▸ **Problem**
Examine the entries and show every line in which the word "operation" is found.

▸ **Exercise inputs**

──────────

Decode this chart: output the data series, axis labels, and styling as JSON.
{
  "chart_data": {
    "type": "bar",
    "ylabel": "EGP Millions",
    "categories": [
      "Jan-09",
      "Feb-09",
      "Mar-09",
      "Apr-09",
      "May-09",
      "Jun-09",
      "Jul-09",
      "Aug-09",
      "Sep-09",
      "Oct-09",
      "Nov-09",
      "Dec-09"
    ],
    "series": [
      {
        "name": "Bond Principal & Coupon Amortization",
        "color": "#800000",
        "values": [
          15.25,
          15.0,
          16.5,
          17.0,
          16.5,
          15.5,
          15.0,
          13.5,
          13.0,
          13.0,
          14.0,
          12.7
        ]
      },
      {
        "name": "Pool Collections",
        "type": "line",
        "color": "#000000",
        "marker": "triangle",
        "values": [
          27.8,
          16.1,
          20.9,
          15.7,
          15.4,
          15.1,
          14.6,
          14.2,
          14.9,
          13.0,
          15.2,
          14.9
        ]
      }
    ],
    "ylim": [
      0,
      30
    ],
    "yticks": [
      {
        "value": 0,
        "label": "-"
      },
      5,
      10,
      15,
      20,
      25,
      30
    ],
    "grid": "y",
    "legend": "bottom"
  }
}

──────────

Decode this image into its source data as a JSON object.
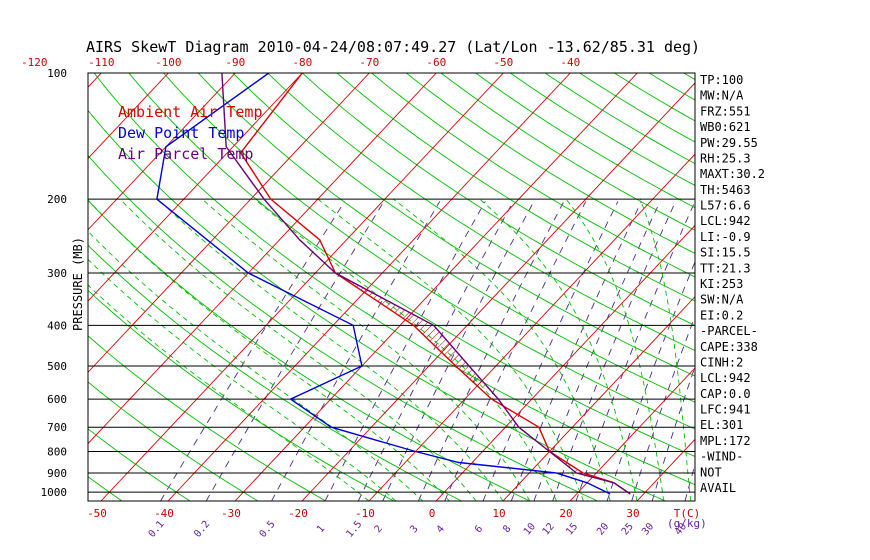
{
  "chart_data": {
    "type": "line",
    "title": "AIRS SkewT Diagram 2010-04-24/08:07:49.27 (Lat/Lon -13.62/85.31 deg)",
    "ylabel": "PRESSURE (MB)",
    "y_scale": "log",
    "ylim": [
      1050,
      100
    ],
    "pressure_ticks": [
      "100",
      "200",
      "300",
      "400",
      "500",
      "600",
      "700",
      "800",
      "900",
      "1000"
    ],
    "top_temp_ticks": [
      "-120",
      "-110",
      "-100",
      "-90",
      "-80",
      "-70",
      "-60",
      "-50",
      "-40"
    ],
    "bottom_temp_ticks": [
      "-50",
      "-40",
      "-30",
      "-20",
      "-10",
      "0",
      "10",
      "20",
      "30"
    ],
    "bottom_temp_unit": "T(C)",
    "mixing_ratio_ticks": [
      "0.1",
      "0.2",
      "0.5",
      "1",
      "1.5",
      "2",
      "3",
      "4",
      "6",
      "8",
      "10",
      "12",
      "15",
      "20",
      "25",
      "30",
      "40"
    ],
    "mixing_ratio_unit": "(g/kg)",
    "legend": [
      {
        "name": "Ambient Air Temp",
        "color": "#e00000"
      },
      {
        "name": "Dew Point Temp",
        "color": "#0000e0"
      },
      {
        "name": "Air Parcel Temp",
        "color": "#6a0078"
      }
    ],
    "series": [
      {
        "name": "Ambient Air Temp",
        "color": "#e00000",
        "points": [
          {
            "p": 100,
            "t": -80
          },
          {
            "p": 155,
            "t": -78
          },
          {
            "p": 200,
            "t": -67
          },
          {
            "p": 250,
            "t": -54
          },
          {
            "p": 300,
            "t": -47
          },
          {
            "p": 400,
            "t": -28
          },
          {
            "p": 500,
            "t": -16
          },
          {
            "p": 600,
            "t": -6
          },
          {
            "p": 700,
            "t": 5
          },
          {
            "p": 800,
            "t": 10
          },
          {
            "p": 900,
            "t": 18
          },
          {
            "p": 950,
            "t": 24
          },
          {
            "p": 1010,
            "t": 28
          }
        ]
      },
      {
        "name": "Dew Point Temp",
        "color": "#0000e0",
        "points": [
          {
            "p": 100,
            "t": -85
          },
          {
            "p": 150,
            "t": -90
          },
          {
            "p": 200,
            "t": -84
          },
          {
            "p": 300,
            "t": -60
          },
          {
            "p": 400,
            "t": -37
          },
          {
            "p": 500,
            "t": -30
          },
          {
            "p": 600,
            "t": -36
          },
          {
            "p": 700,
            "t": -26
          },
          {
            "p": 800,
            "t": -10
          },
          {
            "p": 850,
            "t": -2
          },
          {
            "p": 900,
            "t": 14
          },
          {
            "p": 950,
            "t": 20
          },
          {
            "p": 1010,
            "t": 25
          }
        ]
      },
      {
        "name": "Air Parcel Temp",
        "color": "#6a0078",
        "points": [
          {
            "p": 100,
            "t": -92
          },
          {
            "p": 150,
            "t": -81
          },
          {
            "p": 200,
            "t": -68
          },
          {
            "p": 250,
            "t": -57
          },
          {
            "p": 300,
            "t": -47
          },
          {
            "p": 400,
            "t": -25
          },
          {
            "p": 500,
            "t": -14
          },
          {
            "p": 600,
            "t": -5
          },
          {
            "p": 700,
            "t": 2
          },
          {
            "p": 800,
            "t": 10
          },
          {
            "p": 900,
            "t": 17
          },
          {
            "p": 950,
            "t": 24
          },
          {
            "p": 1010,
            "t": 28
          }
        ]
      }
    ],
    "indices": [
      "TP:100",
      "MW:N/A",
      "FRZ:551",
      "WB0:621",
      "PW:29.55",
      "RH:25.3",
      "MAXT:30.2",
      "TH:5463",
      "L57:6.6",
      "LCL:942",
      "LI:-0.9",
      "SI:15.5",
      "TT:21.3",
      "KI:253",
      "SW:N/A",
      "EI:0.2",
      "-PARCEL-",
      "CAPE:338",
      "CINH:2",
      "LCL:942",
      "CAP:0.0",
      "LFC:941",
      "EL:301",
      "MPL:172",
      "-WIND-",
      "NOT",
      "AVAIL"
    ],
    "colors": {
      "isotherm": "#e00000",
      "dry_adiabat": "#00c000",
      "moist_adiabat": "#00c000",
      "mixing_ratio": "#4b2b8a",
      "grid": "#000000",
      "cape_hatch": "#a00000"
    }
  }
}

──────────

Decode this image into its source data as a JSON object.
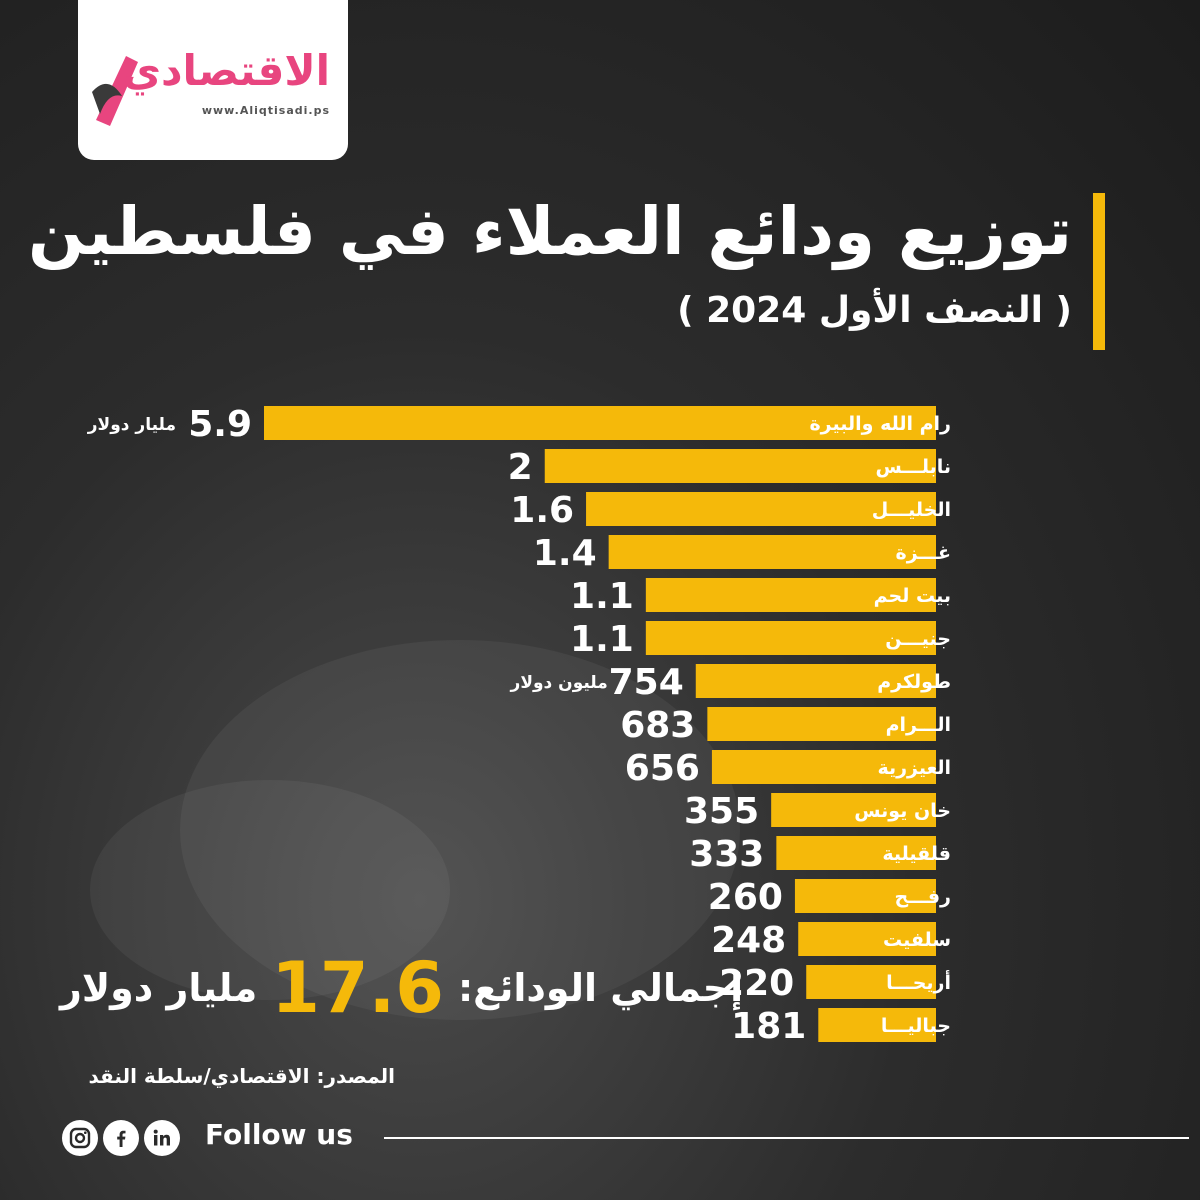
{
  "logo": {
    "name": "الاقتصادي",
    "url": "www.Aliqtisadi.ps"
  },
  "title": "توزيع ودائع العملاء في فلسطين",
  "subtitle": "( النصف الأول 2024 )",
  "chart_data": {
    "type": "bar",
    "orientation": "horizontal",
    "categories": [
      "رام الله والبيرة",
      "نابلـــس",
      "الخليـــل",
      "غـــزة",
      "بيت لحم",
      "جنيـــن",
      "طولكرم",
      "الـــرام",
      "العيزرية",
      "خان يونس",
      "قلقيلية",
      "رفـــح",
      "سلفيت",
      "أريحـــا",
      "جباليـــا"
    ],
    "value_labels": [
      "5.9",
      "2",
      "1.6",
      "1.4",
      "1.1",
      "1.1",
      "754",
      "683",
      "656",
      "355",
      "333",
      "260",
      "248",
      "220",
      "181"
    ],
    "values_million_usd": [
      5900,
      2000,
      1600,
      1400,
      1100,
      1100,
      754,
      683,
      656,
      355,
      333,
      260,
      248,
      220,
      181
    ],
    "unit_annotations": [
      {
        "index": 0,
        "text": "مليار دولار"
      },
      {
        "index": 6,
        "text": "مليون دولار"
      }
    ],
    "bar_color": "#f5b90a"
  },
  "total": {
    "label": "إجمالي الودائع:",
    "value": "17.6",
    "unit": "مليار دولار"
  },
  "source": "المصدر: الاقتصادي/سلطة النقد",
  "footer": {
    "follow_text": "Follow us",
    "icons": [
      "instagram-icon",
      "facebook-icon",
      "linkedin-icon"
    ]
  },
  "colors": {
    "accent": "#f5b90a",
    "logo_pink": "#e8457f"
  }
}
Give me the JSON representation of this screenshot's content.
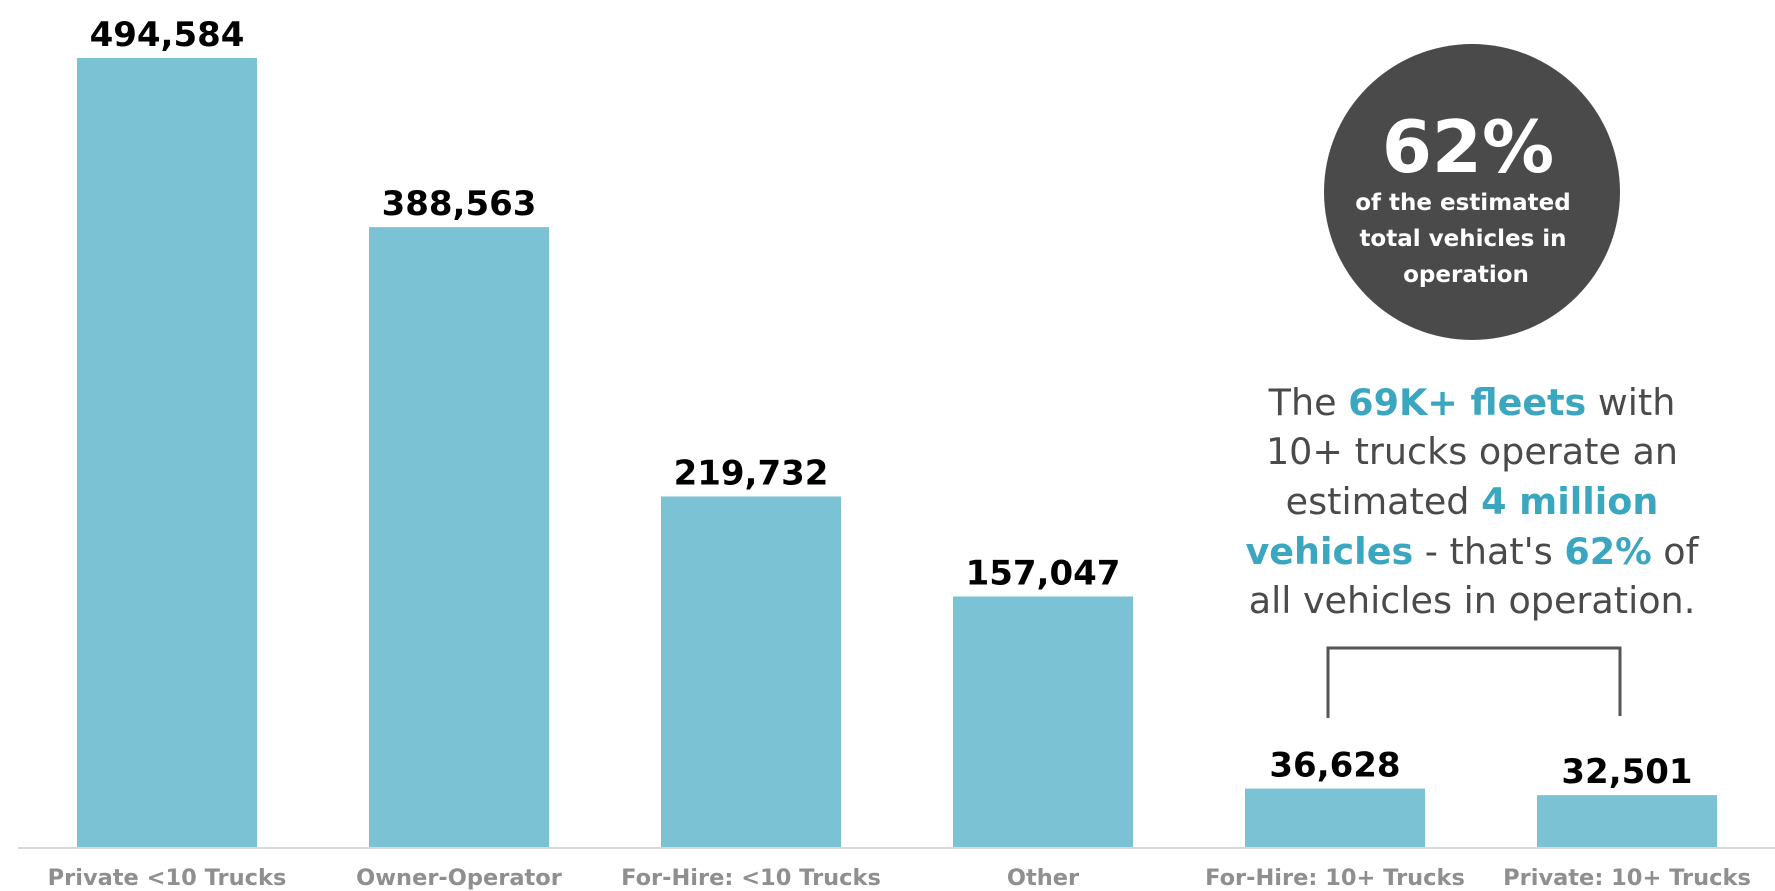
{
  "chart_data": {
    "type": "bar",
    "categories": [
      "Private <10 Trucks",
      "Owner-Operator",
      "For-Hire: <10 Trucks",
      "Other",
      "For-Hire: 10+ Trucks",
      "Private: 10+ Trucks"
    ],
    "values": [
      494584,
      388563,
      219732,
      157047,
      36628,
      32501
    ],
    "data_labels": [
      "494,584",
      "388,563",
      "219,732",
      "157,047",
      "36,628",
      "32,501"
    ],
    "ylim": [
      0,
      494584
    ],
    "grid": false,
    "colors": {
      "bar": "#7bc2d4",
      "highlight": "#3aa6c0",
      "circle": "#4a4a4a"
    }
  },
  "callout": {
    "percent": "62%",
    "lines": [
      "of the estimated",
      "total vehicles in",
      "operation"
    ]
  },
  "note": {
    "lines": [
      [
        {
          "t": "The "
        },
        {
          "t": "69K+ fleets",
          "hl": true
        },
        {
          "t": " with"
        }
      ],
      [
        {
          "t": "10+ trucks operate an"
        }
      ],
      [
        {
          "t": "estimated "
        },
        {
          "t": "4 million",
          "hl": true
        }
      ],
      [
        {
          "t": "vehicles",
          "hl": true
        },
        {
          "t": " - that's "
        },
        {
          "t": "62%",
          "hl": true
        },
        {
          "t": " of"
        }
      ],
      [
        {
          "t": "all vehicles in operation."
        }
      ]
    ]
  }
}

──────────

▸ **Answer to the exercise**
      "operation"
          "t": "all vehicles in operation."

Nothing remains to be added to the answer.